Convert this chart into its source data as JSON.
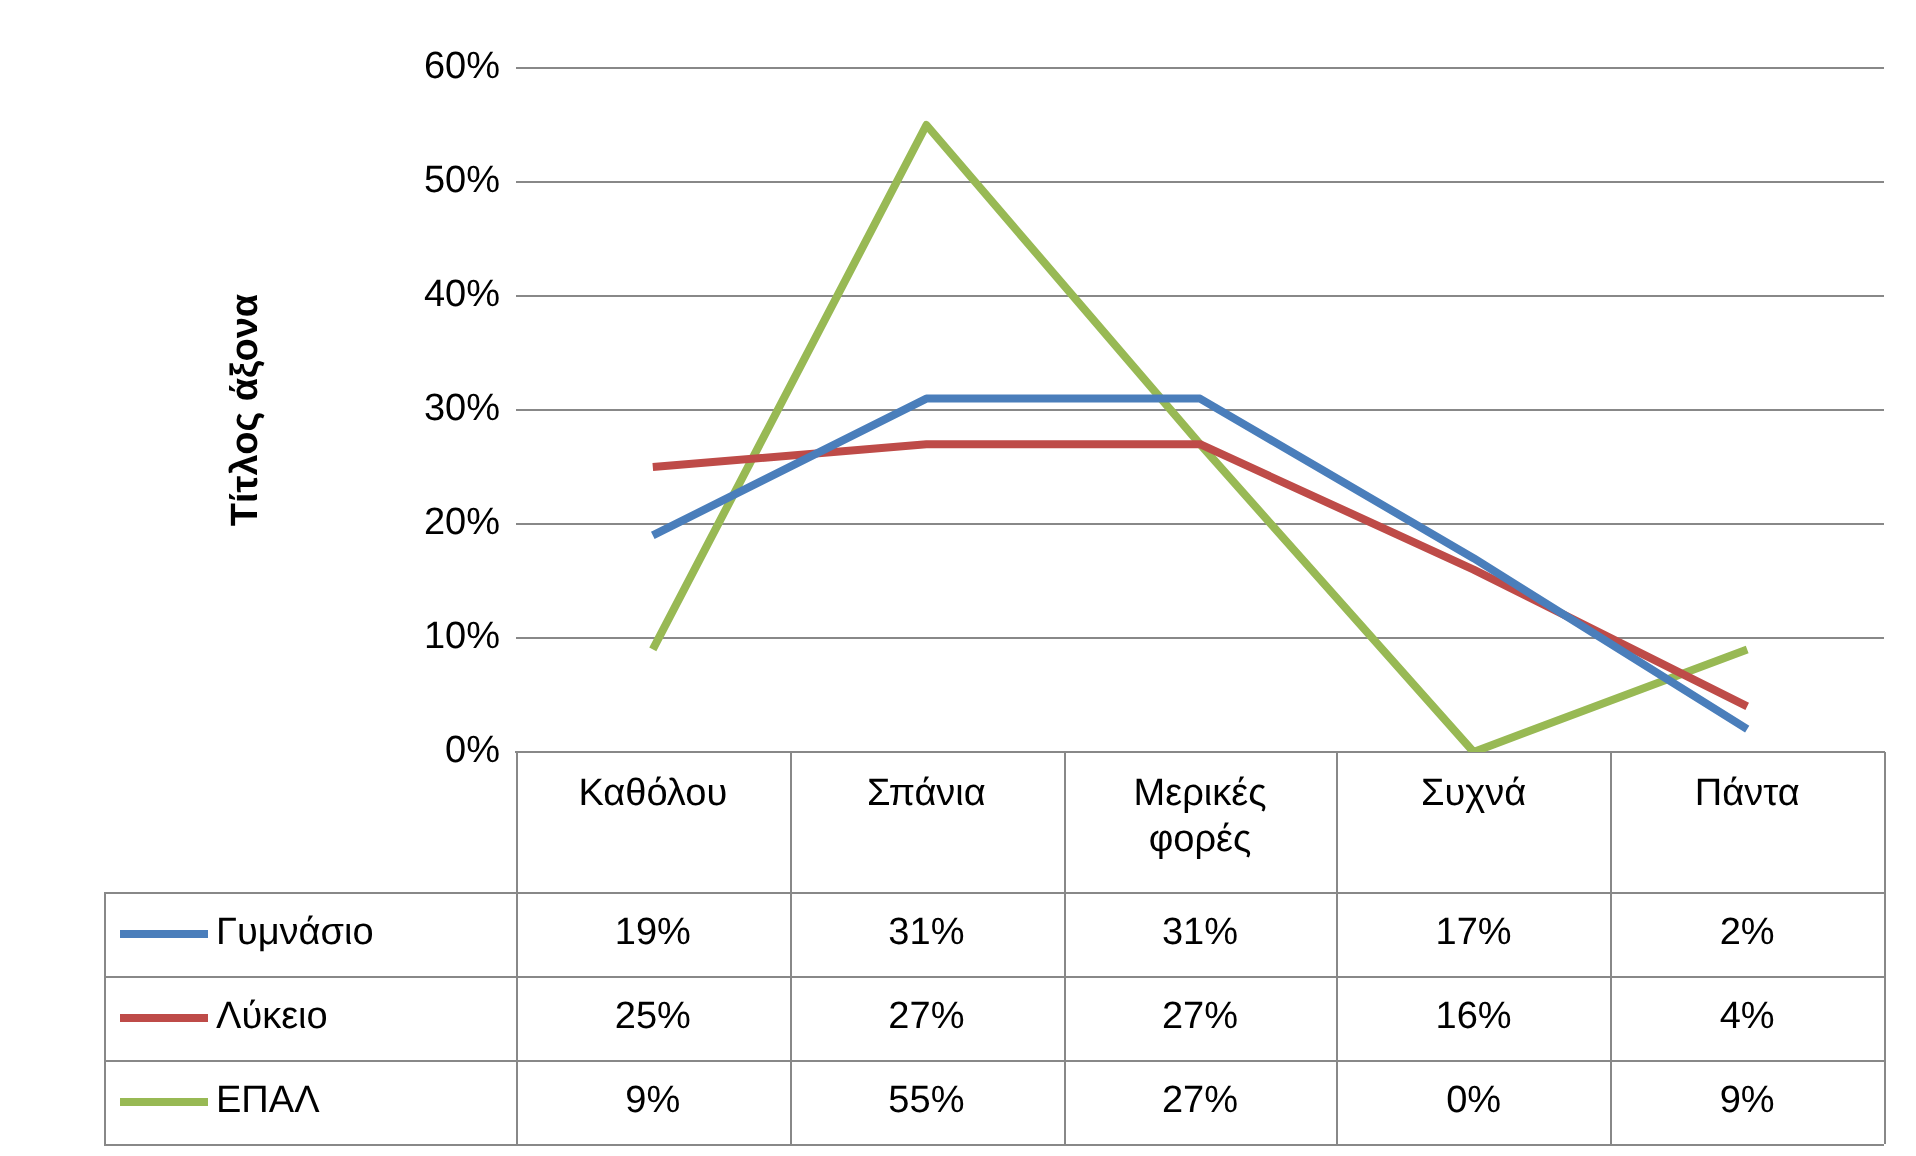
{
  "chart_data": {
    "type": "line",
    "ylabel": "Τίτλος άξονα",
    "categories": [
      "Καθόλου",
      "Σπάνια",
      "Μερικές φορές",
      "Συχνά",
      "Πάντα"
    ],
    "series": [
      {
        "name": "Γυμνάσιο",
        "color": "#4a7ebb",
        "values": [
          19,
          31,
          31,
          17,
          2
        ],
        "value_labels": [
          "19%",
          "31%",
          "31%",
          "17%",
          "2%"
        ]
      },
      {
        "name": "Λύκειο",
        "color": "#be4b48",
        "values": [
          25,
          27,
          27,
          16,
          4
        ],
        "value_labels": [
          "25%",
          "27%",
          "27%",
          "16%",
          "4%"
        ]
      },
      {
        "name": "ΕΠΑΛ",
        "color": "#98b954",
        "values": [
          9,
          55,
          27,
          0,
          9
        ],
        "value_labels": [
          "9%",
          "55%",
          "27%",
          "0%",
          "9%"
        ]
      }
    ],
    "ylim": [
      0,
      60
    ],
    "yticks": [
      {
        "value": 0,
        "label": "0%"
      },
      {
        "value": 10,
        "label": "10%"
      },
      {
        "value": 20,
        "label": "20%"
      },
      {
        "value": 30,
        "label": "30%"
      },
      {
        "value": 40,
        "label": "40%"
      },
      {
        "value": 50,
        "label": "50%"
      },
      {
        "value": 60,
        "label": "60%"
      }
    ],
    "grid": "y",
    "legend": "bottom",
    "marker": "none",
    "line_style": "solid"
  }
}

-.-.-

Short problem ->
Without the images, write out each line of the data verbatim.

Exercise response ->
Convert this chart into its source data as JSON.
{
  "chart_data": {
    "type": "line",
    "ylabel": "Τίτλος άξονα",
    "categories": [
      "Καθόλου",
      "Σπάνια",
      "Μερικές φορές",
      "Συχνά",
      "Πάντα"
    ],
    "series": [
      {
        "name": "Γυμνάσιο",
        "color": "#4a7ebb",
        "values": [
          19,
          31,
          31,
          17,
          2
        ],
        "value_labels": [
          "19%",
          "31%",
          "31%",
          "17%",
          "2%"
        ]
      },
      {
        "name": "Λύκειο",
        "color": "#be4b48",
        "values": [
          25,
          27,
          27,
          16,
          4
        ],
        "value_labels": [
          "25%",
          "27%",
          "27%",
          "16%",
          "4%"
        ]
      },
      {
        "name": "ΕΠΑΛ",
        "color": "#98b954",
        "values": [
          9,
          55,
          27,
          0,
          9
        ],
        "value_labels": [
          "9%",
          "55%",
          "27%",
          "0%",
          "9%"
        ]
      }
    ],
    "ylim": [
      0,
      60
    ],
    "yticks": [
      {
        "value": 0,
        "label": "0%"
      },
      {
        "value": 10,
        "label": "10%"
      },
      {
        "value": 20,
        "label": "20%"
      },
      {
        "value": 30,
        "label": "30%"
      },
      {
        "value": 40,
        "label": "40%"
      },
      {
        "value": 50,
        "label": "50%"
      },
      {
        "value": 60,
        "label": "60%"
      }
    ],
    "grid": "y",
    "legend": "bottom",
    "marker": "none",
    "line_style": "solid"
  }
}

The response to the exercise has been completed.